• **Tasks to perform**:
[1] Using the avgolemono excerpt, decide whether each statement agrees with it. Answer yes or no and quote the deciding words. (a) Toni is short for Antonia. (b) The soup can be served only hot. (c) The daughter-in-law was born in New England.
[2] According to the avgolemono excerpt, what are dolmades?
[3] Carry on the avgolemono excerpt from the point where it stops.

• **Extract provided**:
[BEGIN]

Greek lamb meatballs in egg/lemon sauce  "Greek Cooking for the Gods"

Soupa Avgolemono is the latest discovery of my new New England born daughter-in-law, a serious baker and adventurous cook. With New York winter's bitter cold and snow, a repertoire of quick, delicious hot soups is truly life enhancing. 

This one was a favourite of my Queens' childhood, thanks to my mother's close friend Toni (for Antonia), an extraordinary home cook who introduced us to the delights of Greek food. So many amazing  things I tasted first at Toni's table (she taught me how to make dolmades, the little finger shaped bites of rice wrapped in vine leaves, then simmered in broth) and her baklava is still famous among her friends and extended family.

Basically chicken soup with rice, enriched and thickened with a blend of lemon juice and egg whipped to an airy foam, Soupa Avgolemono is pure heaven, whether served hot or (in summer) at room temperature. Its perfection depends very much on a last minute finish, however, the lemon juice and eggs beaten into into the hot soup just before it goes on the table. (Find the recipe earlier in  this blog under Chicken and Egg Soup).

[END]

(Stored items)
[BEGIN]

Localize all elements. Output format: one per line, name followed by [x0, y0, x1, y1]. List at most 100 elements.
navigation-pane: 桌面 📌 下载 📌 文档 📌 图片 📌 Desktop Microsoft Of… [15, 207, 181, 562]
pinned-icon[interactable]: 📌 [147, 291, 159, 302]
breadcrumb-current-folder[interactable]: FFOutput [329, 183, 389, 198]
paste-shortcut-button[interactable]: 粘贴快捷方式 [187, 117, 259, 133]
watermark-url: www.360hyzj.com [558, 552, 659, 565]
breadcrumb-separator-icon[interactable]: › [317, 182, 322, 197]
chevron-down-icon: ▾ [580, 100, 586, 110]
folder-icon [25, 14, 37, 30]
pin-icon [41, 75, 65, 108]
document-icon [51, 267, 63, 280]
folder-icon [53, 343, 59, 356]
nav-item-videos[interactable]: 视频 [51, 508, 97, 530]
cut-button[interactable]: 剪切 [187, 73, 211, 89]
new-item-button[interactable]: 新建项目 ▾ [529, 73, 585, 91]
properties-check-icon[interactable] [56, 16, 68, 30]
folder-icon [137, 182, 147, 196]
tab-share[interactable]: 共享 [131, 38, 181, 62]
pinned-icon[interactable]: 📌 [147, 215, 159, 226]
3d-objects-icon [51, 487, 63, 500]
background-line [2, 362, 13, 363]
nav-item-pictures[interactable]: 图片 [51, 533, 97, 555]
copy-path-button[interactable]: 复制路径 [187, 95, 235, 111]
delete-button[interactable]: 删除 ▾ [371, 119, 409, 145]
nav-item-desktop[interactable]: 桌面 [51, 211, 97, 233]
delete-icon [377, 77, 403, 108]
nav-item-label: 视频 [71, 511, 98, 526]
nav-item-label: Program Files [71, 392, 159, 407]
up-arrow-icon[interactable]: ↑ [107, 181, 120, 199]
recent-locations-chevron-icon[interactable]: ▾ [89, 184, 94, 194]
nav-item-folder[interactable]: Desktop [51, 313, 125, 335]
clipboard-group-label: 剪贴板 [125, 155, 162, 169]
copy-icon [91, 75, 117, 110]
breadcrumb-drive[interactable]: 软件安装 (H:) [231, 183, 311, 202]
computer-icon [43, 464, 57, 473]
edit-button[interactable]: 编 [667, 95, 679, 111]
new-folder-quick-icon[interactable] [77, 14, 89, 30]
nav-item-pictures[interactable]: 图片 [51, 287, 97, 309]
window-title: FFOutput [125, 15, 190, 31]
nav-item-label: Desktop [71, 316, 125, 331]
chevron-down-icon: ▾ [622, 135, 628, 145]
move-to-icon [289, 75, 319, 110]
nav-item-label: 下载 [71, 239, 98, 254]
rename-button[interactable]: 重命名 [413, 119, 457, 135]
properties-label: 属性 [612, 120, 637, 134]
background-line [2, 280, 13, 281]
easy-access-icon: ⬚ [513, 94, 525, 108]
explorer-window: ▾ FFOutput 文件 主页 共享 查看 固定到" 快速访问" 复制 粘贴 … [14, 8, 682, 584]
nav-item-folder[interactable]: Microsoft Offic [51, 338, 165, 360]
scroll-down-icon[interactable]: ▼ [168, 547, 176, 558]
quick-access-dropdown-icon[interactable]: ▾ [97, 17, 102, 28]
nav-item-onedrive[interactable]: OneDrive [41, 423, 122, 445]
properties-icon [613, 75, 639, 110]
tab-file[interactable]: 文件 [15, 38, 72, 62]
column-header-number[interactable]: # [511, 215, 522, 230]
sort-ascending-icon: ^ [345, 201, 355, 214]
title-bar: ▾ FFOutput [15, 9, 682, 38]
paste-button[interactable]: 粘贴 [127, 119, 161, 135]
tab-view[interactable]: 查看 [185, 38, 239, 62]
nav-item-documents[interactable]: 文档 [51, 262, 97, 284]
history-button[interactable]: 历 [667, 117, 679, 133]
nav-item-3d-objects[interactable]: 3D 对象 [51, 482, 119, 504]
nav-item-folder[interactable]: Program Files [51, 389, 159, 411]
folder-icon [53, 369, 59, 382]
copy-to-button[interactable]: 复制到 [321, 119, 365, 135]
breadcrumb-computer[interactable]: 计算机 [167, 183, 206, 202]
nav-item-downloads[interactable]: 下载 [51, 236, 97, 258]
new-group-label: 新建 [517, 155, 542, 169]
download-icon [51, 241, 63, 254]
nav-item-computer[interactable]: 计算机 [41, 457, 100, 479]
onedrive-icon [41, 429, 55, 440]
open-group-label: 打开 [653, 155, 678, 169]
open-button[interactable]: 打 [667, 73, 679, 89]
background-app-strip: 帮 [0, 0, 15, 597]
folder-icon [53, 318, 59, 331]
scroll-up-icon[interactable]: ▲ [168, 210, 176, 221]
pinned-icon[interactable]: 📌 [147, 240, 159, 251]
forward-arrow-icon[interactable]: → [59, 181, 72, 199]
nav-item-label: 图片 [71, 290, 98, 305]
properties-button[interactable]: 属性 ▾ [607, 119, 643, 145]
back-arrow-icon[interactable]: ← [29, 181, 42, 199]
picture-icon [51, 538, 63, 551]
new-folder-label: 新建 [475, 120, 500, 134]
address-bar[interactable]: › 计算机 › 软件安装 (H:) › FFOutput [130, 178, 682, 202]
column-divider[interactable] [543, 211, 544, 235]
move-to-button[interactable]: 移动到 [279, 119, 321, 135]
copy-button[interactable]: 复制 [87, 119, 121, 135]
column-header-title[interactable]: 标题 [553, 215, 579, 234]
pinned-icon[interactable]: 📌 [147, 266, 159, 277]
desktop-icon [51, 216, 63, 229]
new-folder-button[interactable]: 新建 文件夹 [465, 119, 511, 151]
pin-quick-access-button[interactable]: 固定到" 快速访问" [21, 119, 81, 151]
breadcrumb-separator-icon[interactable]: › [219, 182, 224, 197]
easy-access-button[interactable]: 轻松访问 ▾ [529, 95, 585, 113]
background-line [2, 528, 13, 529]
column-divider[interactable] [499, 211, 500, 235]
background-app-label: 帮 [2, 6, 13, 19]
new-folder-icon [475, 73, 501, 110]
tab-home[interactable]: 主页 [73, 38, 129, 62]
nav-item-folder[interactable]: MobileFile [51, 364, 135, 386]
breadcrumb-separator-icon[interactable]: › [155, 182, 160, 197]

[END]
[BEGIN]

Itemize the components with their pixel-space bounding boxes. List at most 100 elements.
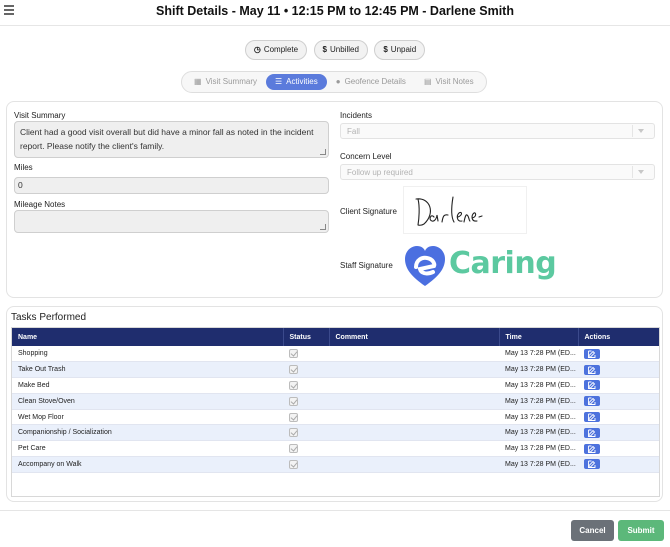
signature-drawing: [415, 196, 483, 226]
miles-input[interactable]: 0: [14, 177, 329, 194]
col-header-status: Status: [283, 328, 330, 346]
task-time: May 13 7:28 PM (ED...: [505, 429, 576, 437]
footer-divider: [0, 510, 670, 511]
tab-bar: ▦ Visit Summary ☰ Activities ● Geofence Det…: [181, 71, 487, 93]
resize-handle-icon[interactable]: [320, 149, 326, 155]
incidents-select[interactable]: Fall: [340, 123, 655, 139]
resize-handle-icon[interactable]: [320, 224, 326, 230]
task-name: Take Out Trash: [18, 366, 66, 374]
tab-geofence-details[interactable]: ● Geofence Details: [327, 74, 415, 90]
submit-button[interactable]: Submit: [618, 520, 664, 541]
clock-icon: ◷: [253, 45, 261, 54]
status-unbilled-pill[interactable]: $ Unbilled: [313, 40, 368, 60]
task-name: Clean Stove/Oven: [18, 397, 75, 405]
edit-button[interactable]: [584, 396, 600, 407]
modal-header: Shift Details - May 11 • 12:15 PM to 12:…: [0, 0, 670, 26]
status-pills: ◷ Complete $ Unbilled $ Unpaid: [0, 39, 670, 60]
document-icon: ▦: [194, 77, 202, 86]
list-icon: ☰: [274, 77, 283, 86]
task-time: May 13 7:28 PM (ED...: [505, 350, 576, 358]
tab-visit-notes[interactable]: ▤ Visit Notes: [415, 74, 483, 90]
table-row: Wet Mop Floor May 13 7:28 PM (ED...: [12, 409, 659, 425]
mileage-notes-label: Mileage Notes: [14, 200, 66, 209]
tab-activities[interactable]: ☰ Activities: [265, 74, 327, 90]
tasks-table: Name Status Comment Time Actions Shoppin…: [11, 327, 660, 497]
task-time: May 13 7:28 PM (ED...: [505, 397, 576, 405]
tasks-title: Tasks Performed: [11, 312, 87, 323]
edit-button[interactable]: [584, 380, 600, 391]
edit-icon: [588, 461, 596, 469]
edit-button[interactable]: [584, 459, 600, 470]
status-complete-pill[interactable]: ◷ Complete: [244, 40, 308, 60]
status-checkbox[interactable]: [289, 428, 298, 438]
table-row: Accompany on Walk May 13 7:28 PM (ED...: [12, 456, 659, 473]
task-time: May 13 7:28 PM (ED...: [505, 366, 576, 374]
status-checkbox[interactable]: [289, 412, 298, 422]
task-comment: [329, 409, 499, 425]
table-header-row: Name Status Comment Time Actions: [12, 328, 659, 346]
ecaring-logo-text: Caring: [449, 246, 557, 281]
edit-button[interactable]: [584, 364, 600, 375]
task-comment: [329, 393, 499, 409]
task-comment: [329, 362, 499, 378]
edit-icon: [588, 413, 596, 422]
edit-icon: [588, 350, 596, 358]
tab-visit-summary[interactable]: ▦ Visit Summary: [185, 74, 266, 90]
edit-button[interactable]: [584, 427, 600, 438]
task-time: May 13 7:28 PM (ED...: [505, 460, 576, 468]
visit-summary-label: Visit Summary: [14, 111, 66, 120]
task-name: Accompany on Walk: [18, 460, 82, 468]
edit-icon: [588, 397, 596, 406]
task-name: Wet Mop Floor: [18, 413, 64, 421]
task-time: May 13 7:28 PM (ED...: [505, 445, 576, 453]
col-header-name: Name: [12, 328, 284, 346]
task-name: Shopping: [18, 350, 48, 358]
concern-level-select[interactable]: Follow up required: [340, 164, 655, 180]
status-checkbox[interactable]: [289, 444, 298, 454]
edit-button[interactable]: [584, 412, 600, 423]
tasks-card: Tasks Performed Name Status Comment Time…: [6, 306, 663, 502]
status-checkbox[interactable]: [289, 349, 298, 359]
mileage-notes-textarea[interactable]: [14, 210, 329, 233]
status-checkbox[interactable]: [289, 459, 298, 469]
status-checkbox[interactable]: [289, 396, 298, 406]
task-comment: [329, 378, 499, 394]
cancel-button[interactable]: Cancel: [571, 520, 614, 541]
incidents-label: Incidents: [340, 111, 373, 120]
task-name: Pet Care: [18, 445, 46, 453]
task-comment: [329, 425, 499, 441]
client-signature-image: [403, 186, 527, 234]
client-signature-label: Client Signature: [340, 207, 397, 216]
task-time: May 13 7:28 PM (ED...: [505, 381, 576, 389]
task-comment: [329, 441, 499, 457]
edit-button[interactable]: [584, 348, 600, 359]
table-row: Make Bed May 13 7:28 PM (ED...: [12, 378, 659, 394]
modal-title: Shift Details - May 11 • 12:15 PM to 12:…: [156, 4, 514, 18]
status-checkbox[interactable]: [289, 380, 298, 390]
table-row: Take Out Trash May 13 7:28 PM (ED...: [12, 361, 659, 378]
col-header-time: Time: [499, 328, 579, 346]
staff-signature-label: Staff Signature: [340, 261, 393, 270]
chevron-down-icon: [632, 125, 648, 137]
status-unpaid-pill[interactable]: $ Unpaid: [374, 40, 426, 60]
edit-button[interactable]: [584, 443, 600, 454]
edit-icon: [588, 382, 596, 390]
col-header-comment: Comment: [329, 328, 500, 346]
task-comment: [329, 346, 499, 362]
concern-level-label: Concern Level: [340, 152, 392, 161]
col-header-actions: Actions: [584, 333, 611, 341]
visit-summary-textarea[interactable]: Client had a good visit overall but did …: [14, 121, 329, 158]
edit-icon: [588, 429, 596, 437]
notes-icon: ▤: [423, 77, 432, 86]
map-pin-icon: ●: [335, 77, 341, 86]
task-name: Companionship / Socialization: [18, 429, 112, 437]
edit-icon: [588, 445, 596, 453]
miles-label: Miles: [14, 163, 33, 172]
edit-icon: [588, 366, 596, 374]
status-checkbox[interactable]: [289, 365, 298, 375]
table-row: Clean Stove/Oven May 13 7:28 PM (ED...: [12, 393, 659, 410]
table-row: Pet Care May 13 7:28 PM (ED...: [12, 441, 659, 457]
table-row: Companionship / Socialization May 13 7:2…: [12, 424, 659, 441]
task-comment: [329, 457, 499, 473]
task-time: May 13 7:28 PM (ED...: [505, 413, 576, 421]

[END]
[BEGIN]

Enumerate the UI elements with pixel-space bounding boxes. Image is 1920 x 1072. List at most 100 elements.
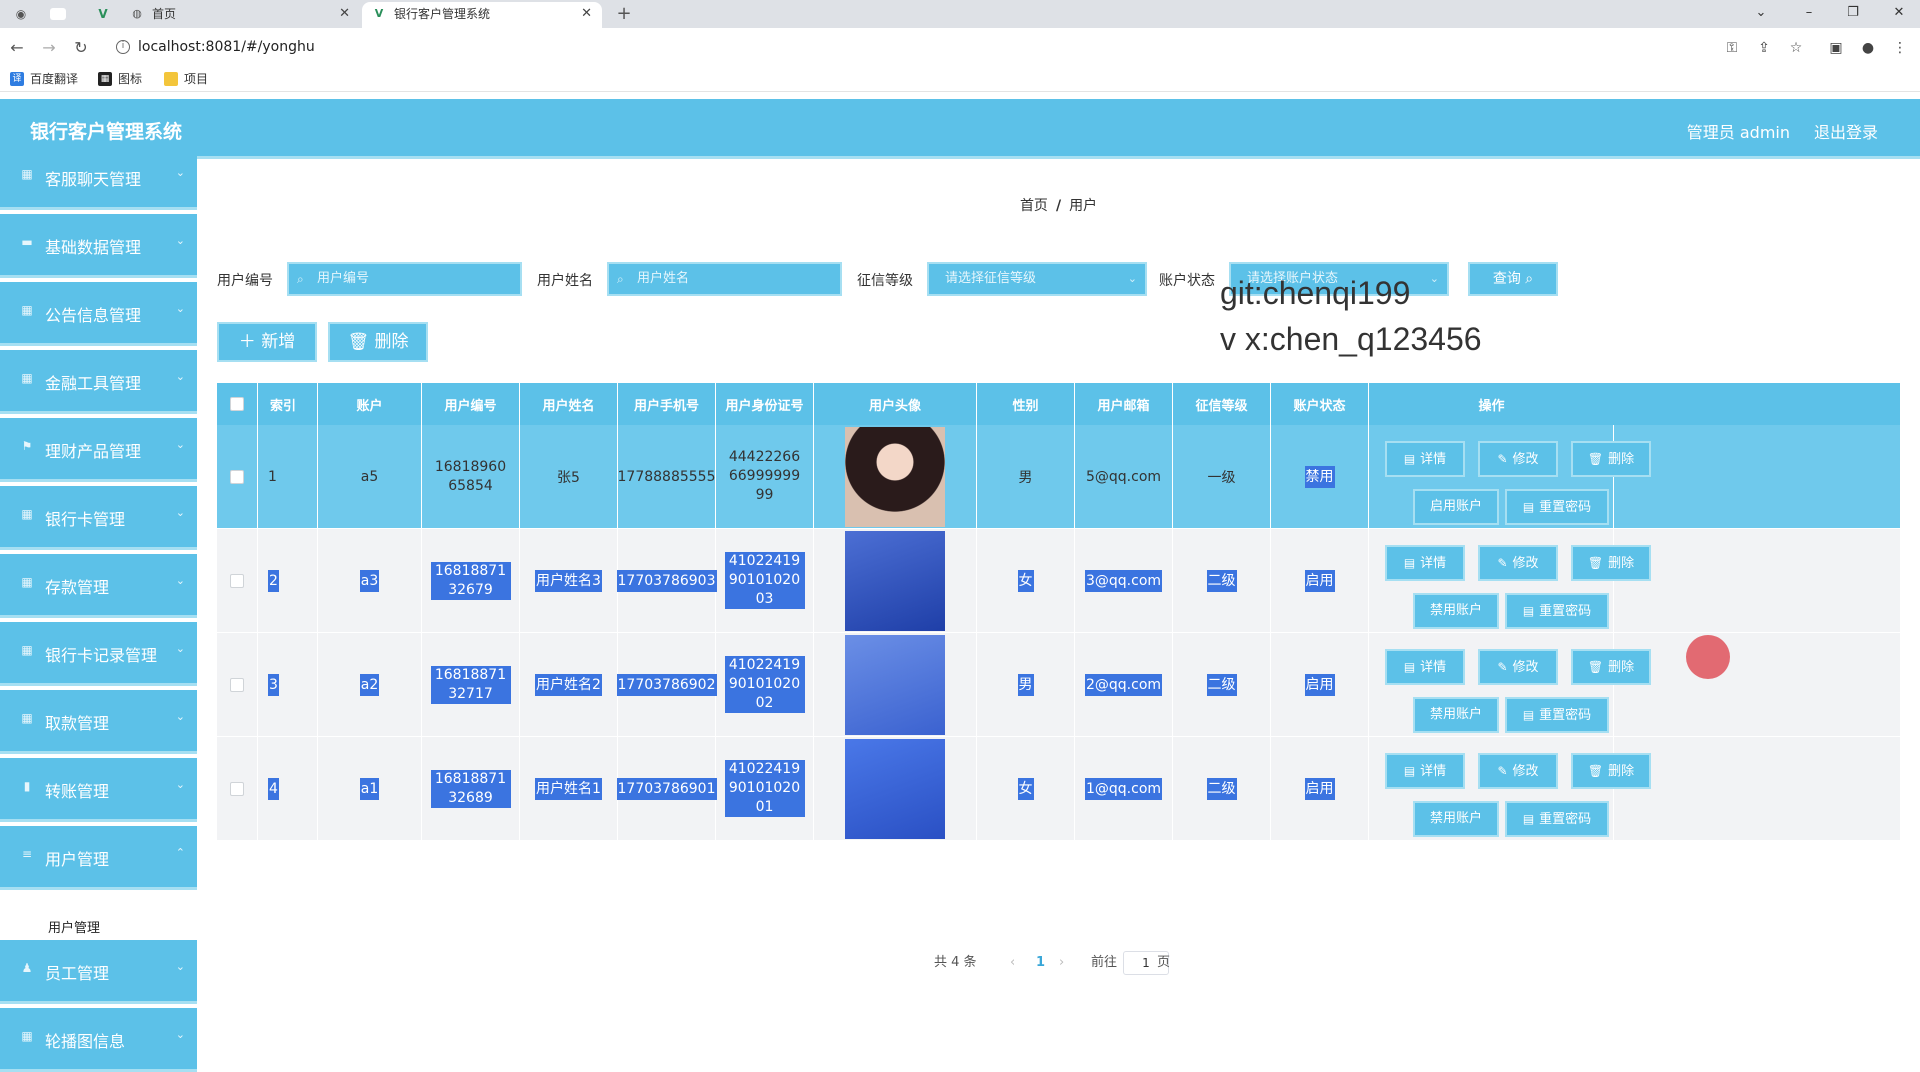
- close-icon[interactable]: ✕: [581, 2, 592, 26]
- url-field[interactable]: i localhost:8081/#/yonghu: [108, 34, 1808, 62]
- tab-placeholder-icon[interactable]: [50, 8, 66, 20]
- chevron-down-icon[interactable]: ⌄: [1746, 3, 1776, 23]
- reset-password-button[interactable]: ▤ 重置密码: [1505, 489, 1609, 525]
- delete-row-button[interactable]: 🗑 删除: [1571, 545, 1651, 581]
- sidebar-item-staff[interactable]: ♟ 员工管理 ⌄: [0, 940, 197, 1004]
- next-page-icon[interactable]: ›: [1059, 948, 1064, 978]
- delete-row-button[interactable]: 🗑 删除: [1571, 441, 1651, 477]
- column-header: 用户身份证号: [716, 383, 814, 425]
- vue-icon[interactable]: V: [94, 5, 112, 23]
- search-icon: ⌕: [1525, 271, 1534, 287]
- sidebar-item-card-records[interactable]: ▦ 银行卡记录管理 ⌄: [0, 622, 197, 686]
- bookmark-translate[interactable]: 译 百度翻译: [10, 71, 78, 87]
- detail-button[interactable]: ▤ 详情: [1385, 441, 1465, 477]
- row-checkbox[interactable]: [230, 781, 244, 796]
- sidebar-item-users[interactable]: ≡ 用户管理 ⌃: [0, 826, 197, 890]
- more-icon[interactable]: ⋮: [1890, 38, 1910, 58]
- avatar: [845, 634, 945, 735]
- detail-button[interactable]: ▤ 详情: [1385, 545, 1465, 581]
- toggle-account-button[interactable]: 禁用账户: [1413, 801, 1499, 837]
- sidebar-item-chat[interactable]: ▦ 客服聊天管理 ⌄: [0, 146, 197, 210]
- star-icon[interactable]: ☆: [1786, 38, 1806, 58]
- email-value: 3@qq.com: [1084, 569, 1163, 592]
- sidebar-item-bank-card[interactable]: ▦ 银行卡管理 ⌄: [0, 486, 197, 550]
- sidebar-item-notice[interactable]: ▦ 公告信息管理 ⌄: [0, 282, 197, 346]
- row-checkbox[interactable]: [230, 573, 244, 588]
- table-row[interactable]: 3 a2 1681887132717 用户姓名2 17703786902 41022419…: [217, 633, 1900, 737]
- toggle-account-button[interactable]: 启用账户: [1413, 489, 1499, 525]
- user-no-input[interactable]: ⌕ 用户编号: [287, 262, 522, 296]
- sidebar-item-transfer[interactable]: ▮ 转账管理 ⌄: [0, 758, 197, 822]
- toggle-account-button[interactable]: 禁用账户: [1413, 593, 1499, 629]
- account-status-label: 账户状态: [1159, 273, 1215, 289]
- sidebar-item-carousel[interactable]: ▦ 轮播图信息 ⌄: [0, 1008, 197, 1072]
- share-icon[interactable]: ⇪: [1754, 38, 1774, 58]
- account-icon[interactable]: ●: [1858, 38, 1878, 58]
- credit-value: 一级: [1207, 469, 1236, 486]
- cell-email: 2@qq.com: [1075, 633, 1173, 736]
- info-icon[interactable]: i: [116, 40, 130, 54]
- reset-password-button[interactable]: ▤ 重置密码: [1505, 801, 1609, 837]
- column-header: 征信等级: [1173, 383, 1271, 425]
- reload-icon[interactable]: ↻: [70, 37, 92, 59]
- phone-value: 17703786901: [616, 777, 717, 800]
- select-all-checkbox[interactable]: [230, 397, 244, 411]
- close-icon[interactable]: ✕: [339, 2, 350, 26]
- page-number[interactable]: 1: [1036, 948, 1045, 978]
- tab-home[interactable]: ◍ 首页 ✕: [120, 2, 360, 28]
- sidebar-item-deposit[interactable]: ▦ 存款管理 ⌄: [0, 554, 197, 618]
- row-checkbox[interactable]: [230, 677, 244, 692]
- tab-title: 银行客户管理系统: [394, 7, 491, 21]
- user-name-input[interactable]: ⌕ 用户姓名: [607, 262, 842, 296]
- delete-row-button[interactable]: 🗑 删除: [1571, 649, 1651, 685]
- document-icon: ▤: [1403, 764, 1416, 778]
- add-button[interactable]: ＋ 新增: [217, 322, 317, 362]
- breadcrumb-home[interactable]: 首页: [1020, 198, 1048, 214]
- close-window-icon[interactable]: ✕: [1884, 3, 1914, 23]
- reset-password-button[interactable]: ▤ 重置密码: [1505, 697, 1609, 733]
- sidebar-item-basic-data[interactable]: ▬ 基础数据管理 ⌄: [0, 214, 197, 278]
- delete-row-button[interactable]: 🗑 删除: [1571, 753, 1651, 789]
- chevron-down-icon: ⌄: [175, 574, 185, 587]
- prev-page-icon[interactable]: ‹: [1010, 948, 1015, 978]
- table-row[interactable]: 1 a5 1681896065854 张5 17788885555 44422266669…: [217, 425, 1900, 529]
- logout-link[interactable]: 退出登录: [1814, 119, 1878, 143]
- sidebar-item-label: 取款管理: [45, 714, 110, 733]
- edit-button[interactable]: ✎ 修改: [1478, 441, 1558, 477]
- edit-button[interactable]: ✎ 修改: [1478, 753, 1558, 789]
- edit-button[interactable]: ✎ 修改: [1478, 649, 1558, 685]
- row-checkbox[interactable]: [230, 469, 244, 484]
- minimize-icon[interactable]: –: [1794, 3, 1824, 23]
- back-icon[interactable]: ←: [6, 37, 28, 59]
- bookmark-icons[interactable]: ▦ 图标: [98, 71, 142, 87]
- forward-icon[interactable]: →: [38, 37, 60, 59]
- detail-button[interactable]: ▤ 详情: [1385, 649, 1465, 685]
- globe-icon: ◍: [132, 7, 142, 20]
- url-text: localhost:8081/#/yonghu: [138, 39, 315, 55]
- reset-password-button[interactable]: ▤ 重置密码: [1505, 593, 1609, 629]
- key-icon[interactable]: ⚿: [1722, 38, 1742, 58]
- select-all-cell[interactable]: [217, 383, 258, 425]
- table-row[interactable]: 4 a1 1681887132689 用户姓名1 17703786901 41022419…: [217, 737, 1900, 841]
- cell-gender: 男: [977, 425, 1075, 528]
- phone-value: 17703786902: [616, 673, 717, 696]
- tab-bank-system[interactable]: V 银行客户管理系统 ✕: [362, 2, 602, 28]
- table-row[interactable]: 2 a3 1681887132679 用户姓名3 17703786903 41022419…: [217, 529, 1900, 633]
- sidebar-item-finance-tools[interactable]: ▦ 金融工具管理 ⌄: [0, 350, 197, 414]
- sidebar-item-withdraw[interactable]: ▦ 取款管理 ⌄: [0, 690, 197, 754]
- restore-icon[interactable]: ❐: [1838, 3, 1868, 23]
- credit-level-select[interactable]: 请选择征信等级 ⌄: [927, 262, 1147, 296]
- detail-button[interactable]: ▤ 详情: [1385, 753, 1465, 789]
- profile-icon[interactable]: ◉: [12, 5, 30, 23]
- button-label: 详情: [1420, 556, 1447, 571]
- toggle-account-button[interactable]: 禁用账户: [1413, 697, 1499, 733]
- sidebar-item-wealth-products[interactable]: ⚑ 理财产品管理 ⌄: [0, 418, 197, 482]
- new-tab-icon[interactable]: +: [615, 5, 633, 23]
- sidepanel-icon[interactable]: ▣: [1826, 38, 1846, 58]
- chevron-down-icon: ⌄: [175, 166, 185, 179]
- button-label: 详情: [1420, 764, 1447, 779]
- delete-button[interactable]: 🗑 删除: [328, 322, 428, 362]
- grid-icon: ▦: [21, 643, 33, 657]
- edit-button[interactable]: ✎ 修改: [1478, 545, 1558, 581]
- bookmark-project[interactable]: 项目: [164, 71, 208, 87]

[END]

• **Answers**:
[1]
(a) Yes: "Toni (for Antonia)"
(b) No: "whether served hot or (in summer) at room temperature"
(c) Yes: "my new New England born daughter-in-law"

[2] Little finger-shaped bites of rice wrapped in vine leaves, then simmered in broth.

[3]
Its close sibling, Avgolemono Saltsa (egg/lemon sauce), is a staple of Mediterranean cooking; Claudia Roden gives an excellent recipe for leeks in egg/lemon sauce in "Arabesque", her collection of Turkish, Moroccan and Lebanese dishes, and you can find this delicate, foamy saltsa poured over lamb, chicken, fish or vegetables (as above) and combined in the sauce of stews all over the region. Note: best used the same day, as the bubbles vanish when kept overnight. Still tastes luscious, though. 

It is particularly wonderful with tiny, tender, lamb meatballs.  Flavoured with finely chopped parsley and fresh mint, mixed with plain raw rice, then simmered in chicken or meat stock (not fried), these little walnut sized balls almost melt in your mouth. Covered with foamy egg/lemon sauce, they are  truly food of the gods.

Youvarlakia - lamb meatballs in egg/lemon sauce

adapted from "Greek Cooking for the Gods", published October, 1973 by 101 Productions. (A gift from wonderful Toni)

Serves 4

Meatballs

1 lb (approx 500gr) ground lamb

1 medium onion, finely chopped or grated

2 tablespoons finely chopped parsley 

1/2 cup uncooked rice

1 tablespoon finely chopped mint - or more if you like

1 egg, beaten

2 cups chicken broth

butter

salt and pepper

Egg/lemon sauce - avgolemono saltza

Makes 2 cups:

3 eggs separated

juice of 2 lemons

1 cup chicken stock or broth

1 tablespoon cornstarch

Beat egg whites until stiff.  Add egg yolks and continue beating; add lemon juice very slowly, beating constantly so the sauce does not curdle.

Thicken hot chicken stock with cornstarch dissolved in a little cold water. Slowly add stock to egg mixture, beating constantly until thick and creamy.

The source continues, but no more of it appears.